• [WHAT TO PRODUCE]:
Your task is to give the entries back exactly, leaving nothing out.

Segment Start: ENTRIES PROVIDED

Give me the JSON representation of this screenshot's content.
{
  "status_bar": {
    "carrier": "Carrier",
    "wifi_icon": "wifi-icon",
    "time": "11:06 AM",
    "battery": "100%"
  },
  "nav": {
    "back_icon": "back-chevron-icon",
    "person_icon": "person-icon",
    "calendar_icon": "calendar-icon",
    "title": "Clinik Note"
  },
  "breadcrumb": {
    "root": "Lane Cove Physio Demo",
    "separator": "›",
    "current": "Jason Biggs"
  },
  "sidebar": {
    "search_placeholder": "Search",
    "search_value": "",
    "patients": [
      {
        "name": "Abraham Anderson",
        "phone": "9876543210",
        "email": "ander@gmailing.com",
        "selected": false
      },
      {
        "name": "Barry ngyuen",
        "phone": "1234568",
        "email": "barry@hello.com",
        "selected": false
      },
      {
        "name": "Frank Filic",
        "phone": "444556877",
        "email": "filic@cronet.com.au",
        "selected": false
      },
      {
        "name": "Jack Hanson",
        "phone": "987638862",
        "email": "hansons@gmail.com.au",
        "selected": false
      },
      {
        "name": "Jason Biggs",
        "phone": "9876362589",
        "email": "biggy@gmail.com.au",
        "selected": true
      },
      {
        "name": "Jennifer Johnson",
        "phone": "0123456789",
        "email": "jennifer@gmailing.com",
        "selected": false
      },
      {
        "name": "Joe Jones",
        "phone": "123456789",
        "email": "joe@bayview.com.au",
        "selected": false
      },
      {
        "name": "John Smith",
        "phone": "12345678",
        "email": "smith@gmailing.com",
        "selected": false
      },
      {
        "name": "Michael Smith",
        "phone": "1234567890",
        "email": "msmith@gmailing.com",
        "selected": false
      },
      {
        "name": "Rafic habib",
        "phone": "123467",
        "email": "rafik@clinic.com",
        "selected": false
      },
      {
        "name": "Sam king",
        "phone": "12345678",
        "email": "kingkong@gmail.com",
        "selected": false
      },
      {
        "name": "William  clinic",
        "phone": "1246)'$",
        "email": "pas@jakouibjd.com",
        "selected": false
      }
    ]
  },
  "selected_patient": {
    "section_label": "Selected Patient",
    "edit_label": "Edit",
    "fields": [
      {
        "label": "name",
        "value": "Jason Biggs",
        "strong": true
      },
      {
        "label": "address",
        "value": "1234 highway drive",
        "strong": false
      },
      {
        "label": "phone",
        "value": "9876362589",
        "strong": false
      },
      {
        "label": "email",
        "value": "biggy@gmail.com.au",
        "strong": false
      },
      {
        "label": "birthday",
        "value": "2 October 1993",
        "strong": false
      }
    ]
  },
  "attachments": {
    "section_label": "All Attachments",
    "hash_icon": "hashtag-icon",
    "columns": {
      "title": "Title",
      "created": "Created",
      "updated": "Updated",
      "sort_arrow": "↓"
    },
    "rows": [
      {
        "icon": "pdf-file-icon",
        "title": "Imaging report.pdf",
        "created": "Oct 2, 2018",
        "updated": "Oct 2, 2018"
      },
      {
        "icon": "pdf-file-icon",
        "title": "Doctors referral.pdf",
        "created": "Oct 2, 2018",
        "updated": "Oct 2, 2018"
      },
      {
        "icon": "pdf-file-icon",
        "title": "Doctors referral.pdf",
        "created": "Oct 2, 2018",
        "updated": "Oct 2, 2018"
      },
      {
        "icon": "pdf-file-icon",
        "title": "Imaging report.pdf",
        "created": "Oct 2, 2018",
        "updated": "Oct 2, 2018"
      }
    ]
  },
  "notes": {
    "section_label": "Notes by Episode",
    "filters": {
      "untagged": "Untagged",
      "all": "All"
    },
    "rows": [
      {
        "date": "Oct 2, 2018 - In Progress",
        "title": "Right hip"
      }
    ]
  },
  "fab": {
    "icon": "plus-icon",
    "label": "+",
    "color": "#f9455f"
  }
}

Segment End: ENTRIES PROVIDED

• [SOLUTION TO THIS TASK]:
Give me the JSON representation of this screenshot's content.
{
  "status_bar": {
    "carrier": "Carrier",
    "wifi_icon": "wifi-icon",
    "time": "11:06 AM",
    "battery": "100%"
  },
  "nav": {
    "back_icon": "back-chevron-icon",
    "person_icon": "person-icon",
    "calendar_icon": "calendar-icon",
    "title": "Clinik Note"
  },
  "breadcrumb": {
    "root": "Lane Cove Physio Demo",
    "separator": "›",
    "current": "Jason Biggs"
  },
  "sidebar": {
    "search_placeholder": "Search",
    "search_value": "",
    "patients": [
      {
        "name": "Abraham Anderson",
        "phone": "9876543210",
        "email": "ander@gmailing.com",
        "selected": false
      },
      {
        "name": "Barry ngyuen",
        "phone": "1234568",
        "email": "barry@hello.com",
        "selected": false
      },
      {
        "name": "Frank Filic",
        "phone": "444556877",
        "email": "filic@cronet.com.au",
        "selected": false
      },
      {
        "name": "Jack Hanson",
        "phone": "987638862",
        "email": "hansons@gmail.com.au",
        "selected": false
      },
      {
        "name": "Jason Biggs",
        "phone": "9876362589",
        "email": "biggy@gmail.com.au",
        "selected": true
      },
      {
        "name": "Jennifer Johnson",
        "phone": "0123456789",
        "email": "jennifer@gmailing.com",
        "selected": false
      },
      {
        "name": "Joe Jones",
        "phone": "123456789",
        "email": "joe@bayview.com.au",
        "selected": false
      },
      {
        "name": "John Smith",
        "phone": "12345678",
        "email": "smith@gmailing.com",
        "selected": false
      },
      {
        "name": "Michael Smith",
        "phone": "1234567890",
        "email": "msmith@gmailing.com",
        "selected": false
      },
      {
        "name": "Rafic habib",
        "phone": "123467",
        "email": "rafik@clinic.com",
        "selected": false
      },
      {
        "name": "Sam king",
        "phone": "12345678",
        "email": "kingkong@gmail.com",
        "selected": false
      },
      {
        "name": "William  clinic",
        "phone": "1246)'$",
        "email": "pas@jakouibjd.com",
        "selected": false
      }
    ]
  },
  "selected_patient": {
    "section_label": "Selected Patient",
    "edit_label": "Edit",
    "fields": [
      {
        "label": "name",
        "value": "Jason Biggs",
        "strong": true
      },
      {
        "label": "address",
        "value": "1234 highway drive",
        "strong": false
      },
      {
        "label": "phone",
        "value": "9876362589",
        "strong": false
      },
      {
        "label": "email",
        "value": "biggy@gmail.com.au",
        "strong": false
      },
      {
        "label": "birthday",
        "value": "2 October 1993",
        "strong": false
      }
    ]
  },
  "attachments": {
    "section_label": "All Attachments",
    "hash_icon": "hashtag-icon",
    "columns": {
      "title": "Title",
      "created": "Created",
      "updated": "Updated",
      "sort_arrow": "↓"
    },
    "rows": [
      {
        "icon": "pdf-file-icon",
        "title": "Imaging report.pdf",
        "created": "Oct 2, 2018",
        "updated": "Oct 2, 2018"
      },
      {
        "icon": "pdf-file-icon",
        "title": "Doctors referral.pdf",
        "created": "Oct 2, 2018",
        "updated": "Oct 2, 2018"
      },
      {
        "icon": "pdf-file-icon",
        "title": "Doctors referral.pdf",
        "created": "Oct 2, 2018",
        "updated": "Oct 2, 2018"
      },
      {
        "icon": "pdf-file-icon",
        "title": "Imaging report.pdf",
        "created": "Oct 2, 2018",
        "updated": "Oct 2, 2018"
      }
    ]
  },
  "notes": {
    "section_label": "Notes by Episode",
    "filters": {
      "untagged": "Untagged",
      "all": "All"
    },
    "rows": [
      {
        "date": "Oct 2, 2018 - In Progress",
        "title": "Right hip"
      }
    ]
  },
  "fab": {
    "icon": "plus-icon",
    "label": "+",
    "color": "#f9455f"
  }
}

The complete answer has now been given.